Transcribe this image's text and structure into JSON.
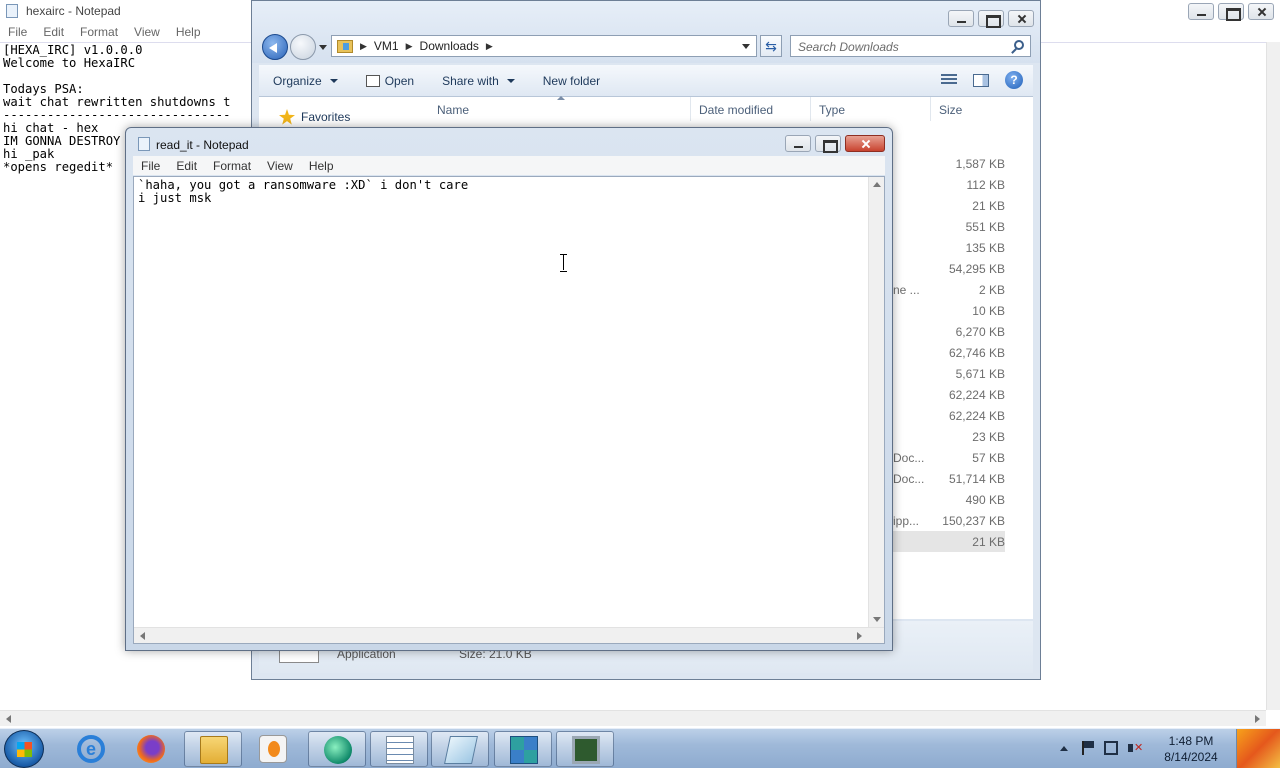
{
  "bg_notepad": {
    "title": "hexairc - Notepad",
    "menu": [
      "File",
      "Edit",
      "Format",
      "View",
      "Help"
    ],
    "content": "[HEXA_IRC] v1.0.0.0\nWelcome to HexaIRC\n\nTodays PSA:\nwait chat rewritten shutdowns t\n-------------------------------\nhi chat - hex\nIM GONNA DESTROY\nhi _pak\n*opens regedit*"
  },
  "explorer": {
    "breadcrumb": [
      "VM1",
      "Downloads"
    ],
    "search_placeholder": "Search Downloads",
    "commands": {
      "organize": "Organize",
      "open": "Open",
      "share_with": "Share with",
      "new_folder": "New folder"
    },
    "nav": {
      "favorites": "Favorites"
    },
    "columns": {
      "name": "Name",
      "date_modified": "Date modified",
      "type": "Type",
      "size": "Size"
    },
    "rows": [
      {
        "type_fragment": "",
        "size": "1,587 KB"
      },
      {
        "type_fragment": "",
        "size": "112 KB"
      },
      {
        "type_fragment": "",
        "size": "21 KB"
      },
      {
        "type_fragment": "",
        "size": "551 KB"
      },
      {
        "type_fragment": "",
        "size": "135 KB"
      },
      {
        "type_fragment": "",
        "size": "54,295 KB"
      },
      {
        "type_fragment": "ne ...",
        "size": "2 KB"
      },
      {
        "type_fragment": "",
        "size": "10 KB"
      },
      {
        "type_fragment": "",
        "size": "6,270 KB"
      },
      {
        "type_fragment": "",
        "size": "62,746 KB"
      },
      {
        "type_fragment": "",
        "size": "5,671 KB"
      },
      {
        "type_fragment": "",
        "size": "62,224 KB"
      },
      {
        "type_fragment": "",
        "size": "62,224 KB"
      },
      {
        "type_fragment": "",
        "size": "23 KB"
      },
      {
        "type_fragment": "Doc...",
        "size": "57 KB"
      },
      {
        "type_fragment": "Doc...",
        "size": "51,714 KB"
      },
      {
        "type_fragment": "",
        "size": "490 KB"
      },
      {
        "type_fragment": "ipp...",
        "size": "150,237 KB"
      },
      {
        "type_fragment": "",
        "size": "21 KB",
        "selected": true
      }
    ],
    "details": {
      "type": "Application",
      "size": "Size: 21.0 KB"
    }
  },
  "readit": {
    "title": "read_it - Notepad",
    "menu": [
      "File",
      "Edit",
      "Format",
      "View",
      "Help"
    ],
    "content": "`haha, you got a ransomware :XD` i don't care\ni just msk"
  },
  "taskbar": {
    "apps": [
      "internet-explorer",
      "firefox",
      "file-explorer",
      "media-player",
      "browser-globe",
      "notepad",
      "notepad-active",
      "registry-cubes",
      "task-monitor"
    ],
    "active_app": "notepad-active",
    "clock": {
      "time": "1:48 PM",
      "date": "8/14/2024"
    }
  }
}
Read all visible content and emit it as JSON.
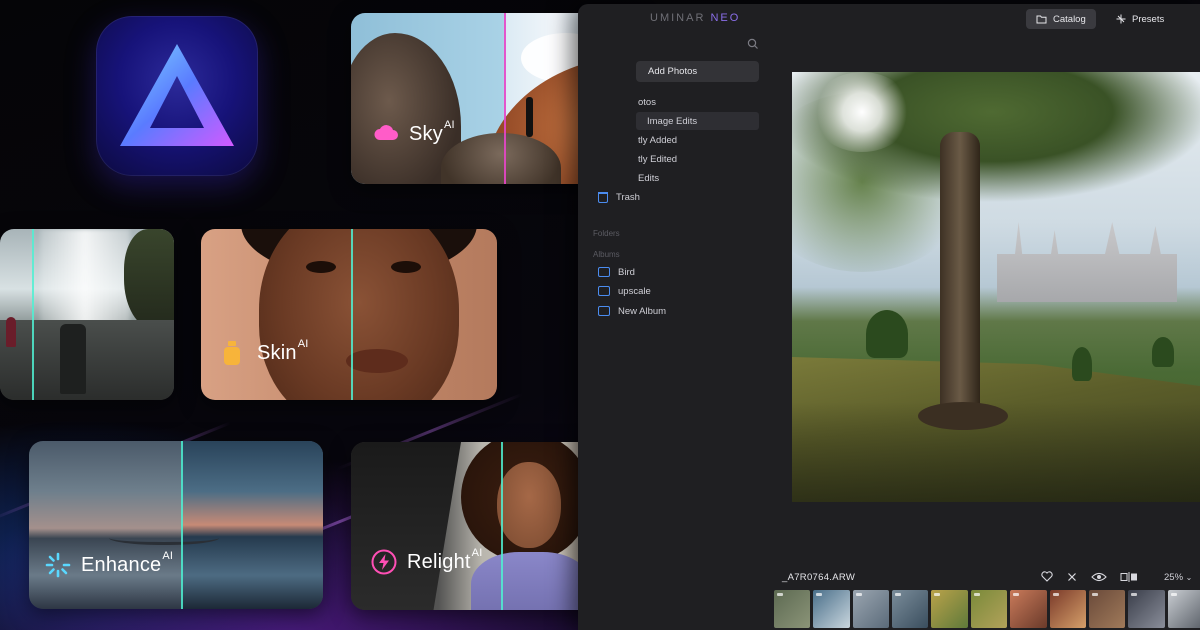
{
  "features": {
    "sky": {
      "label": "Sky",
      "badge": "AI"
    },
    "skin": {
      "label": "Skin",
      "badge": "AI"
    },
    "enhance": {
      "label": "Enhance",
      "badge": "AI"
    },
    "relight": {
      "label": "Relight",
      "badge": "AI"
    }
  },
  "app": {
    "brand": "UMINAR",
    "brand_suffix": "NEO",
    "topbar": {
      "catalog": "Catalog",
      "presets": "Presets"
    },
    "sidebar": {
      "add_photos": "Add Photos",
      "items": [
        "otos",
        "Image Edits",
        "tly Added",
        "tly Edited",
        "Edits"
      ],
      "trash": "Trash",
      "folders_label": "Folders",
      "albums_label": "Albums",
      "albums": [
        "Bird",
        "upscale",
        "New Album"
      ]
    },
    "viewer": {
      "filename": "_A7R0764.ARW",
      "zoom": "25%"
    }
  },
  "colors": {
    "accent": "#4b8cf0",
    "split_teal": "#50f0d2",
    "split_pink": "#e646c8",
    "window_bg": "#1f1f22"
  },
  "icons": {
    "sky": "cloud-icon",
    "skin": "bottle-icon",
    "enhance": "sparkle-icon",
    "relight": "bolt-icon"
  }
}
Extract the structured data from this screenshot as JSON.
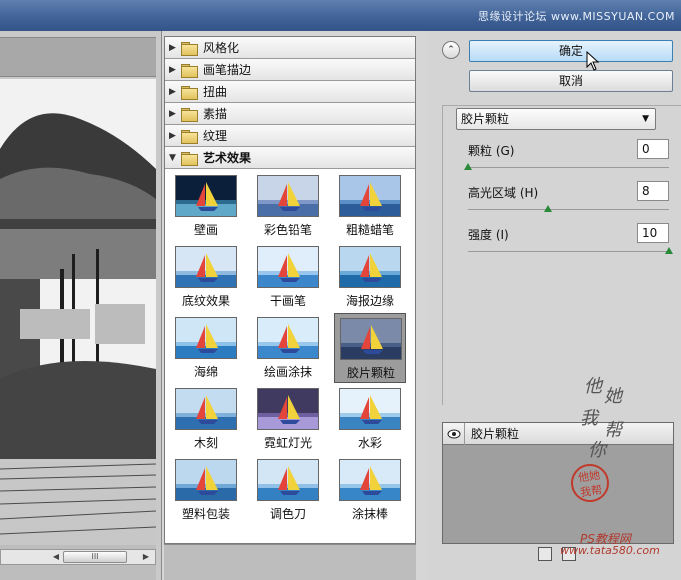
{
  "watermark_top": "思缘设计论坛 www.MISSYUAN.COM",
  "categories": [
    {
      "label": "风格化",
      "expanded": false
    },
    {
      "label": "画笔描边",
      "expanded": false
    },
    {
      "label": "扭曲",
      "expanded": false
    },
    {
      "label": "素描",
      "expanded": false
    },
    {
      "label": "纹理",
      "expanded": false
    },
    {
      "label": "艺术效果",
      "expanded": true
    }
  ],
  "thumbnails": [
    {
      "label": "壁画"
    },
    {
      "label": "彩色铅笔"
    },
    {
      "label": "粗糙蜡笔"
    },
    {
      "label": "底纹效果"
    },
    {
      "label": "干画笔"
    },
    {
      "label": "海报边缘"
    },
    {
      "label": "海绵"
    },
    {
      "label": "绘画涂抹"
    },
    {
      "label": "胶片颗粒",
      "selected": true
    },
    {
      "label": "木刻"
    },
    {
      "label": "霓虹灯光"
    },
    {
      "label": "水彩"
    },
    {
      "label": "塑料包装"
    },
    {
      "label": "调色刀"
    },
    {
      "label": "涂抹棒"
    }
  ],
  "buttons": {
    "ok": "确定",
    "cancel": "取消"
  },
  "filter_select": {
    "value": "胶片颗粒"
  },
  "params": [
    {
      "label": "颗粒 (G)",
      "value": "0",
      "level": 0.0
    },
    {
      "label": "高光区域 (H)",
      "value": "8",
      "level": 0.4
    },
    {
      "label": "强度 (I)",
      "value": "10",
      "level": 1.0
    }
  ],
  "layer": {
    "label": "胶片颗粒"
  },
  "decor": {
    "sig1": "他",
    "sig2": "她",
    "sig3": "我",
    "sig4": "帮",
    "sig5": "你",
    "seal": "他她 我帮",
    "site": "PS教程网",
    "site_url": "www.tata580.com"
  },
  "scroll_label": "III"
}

• Task requirements: Transcribe the complete set of entries verbatim. No pictures belong in the copy.

• Output below:
Transcribe this image's text and structure into JSON.
{
  "bg_notepad": {
    "title": "hexairc - Notepad",
    "menu": [
      "File",
      "Edit",
      "Format",
      "View",
      "Help"
    ],
    "content": "[HEXA_IRC] v1.0.0.0\nWelcome to HexaIRC\n\nTodays PSA:\nwait chat rewritten shutdowns t\n-------------------------------\nhi chat - hex\nIM GONNA DESTROY\nhi _pak\n*opens regedit*"
  },
  "explorer": {
    "breadcrumb": [
      "VM1",
      "Downloads"
    ],
    "search_placeholder": "Search Downloads",
    "commands": {
      "organize": "Organize",
      "open": "Open",
      "share_with": "Share with",
      "new_folder": "New folder"
    },
    "nav": {
      "favorites": "Favorites"
    },
    "columns": {
      "name": "Name",
      "date_modified": "Date modified",
      "type": "Type",
      "size": "Size"
    },
    "rows": [
      {
        "type_fragment": "",
        "size": "1,587 KB"
      },
      {
        "type_fragment": "",
        "size": "112 KB"
      },
      {
        "type_fragment": "",
        "size": "21 KB"
      },
      {
        "type_fragment": "",
        "size": "551 KB"
      },
      {
        "type_fragment": "",
        "size": "135 KB"
      },
      {
        "type_fragment": "",
        "size": "54,295 KB"
      },
      {
        "type_fragment": "ne ...",
        "size": "2 KB"
      },
      {
        "type_fragment": "",
        "size": "10 KB"
      },
      {
        "type_fragment": "",
        "size": "6,270 KB"
      },
      {
        "type_fragment": "",
        "size": "62,746 KB"
      },
      {
        "type_fragment": "",
        "size": "5,671 KB"
      },
      {
        "type_fragment": "",
        "size": "62,224 KB"
      },
      {
        "type_fragment": "",
        "size": "62,224 KB"
      },
      {
        "type_fragment": "",
        "size": "23 KB"
      },
      {
        "type_fragment": "Doc...",
        "size": "57 KB"
      },
      {
        "type_fragment": "Doc...",
        "size": "51,714 KB"
      },
      {
        "type_fragment": "",
        "size": "490 KB"
      },
      {
        "type_fragment": "ipp...",
        "size": "150,237 KB"
      },
      {
        "type_fragment": "",
        "size": "21 KB",
        "selected": true
      }
    ],
    "details": {
      "type": "Application",
      "size": "Size: 21.0 KB"
    }
  },
  "readit": {
    "title": "read_it - Notepad",
    "menu": [
      "File",
      "Edit",
      "Format",
      "View",
      "Help"
    ],
    "content": "`haha, you got a ransomware :XD` i don't care\ni just msk"
  },
  "taskbar": {
    "apps": [
      "internet-explorer",
      "firefox",
      "file-explorer",
      "media-player",
      "browser-globe",
      "notepad",
      "notepad-active",
      "registry-cubes",
      "task-monitor"
    ],
    "active_app": "notepad-active",
    "clock": {
      "time": "1:48 PM",
      "date": "8/14/2024"
    }
  }
}
Read all visible content and emit it as JSON.
{
  "features": {
    "sky": {
      "label": "Sky",
      "badge": "AI"
    },
    "skin": {
      "label": "Skin",
      "badge": "AI"
    },
    "enhance": {
      "label": "Enhance",
      "badge": "AI"
    },
    "relight": {
      "label": "Relight",
      "badge": "AI"
    }
  },
  "app": {
    "brand": "UMINAR",
    "brand_suffix": "NEO",
    "topbar": {
      "catalog": "Catalog",
      "presets": "Presets"
    },
    "sidebar": {
      "add_photos": "Add Photos",
      "items": [
        "otos",
        "Image Edits",
        "tly Added",
        "tly Edited",
        "Edits"
      ],
      "trash": "Trash",
      "folders_label": "Folders",
      "albums_label": "Albums",
      "albums": [
        "Bird",
        "upscale",
        "New Album"
      ]
    },
    "viewer": {
      "filename": "_A7R0764.ARW",
      "zoom": "25%"
    }
  },
  "colors": {
    "accent": "#4b8cf0",
    "split_teal": "#50f0d2",
    "split_pink": "#e646c8",
    "window_bg": "#1f1f22"
  },
  "icons": {
    "sky": "cloud-icon",
    "skin": "bottle-icon",
    "enhance": "sparkle-icon",
    "relight": "bolt-icon"
  }
}
Extract the structured data from this screenshot as JSON.
{
  "watermark_top": "思缘设计论坛 www.MISSYUAN.COM",
  "categories": [
    {
      "label": "风格化",
      "expanded": false
    },
    {
      "label": "画笔描边",
      "expanded": false
    },
    {
      "label": "扭曲",
      "expanded": false
    },
    {
      "label": "素描",
      "expanded": false
    },
    {
      "label": "纹理",
      "expanded": false
    },
    {
      "label": "艺术效果",
      "expanded": true
    }
  ],
  "thumbnails": [
    {
      "label": "壁画"
    },
    {
      "label": "彩色铅笔"
    },
    {
      "label": "粗糙蜡笔"
    },
    {
      "label": "底纹效果"
    },
    {
      "label": "干画笔"
    },
    {
      "label": "海报边缘"
    },
    {
      "label": "海绵"
    },
    {
      "label": "绘画涂抹"
    },
    {
      "label": "胶片颗粒",
      "selected": true
    },
    {
      "label": "木刻"
    },
    {
      "label": "霓虹灯光"
    },
    {
      "label": "水彩"
    },
    {
      "label": "塑料包装"
    },
    {
      "label": "调色刀"
    },
    {
      "label": "涂抹棒"
    }
  ],
  "buttons": {
    "ok": "确定",
    "cancel": "取消"
  },
  "filter_select": {
    "value": "胶片颗粒"
  },
  "params": [
    {
      "label": "颗粒 (G)",
      "value": "0",
      "level": 0.0
    },
    {
      "label": "高光区域 (H)",
      "value": "8",
      "level": 0.4
    },
    {
      "label": "强度 (I)",
      "value": "10",
      "level": 1.0
    }
  ],
  "layer": {
    "label": "胶片颗粒"
  },
  "decor": {
    "sig1": "他",
    "sig2": "她",
    "sig3": "我",
    "sig4": "帮",
    "sig5": "你",
    "seal": "他她 我帮",
    "site": "PS教程网",
    "site_url": "www.tata580.com"
  },
  "scroll_label": "III"
}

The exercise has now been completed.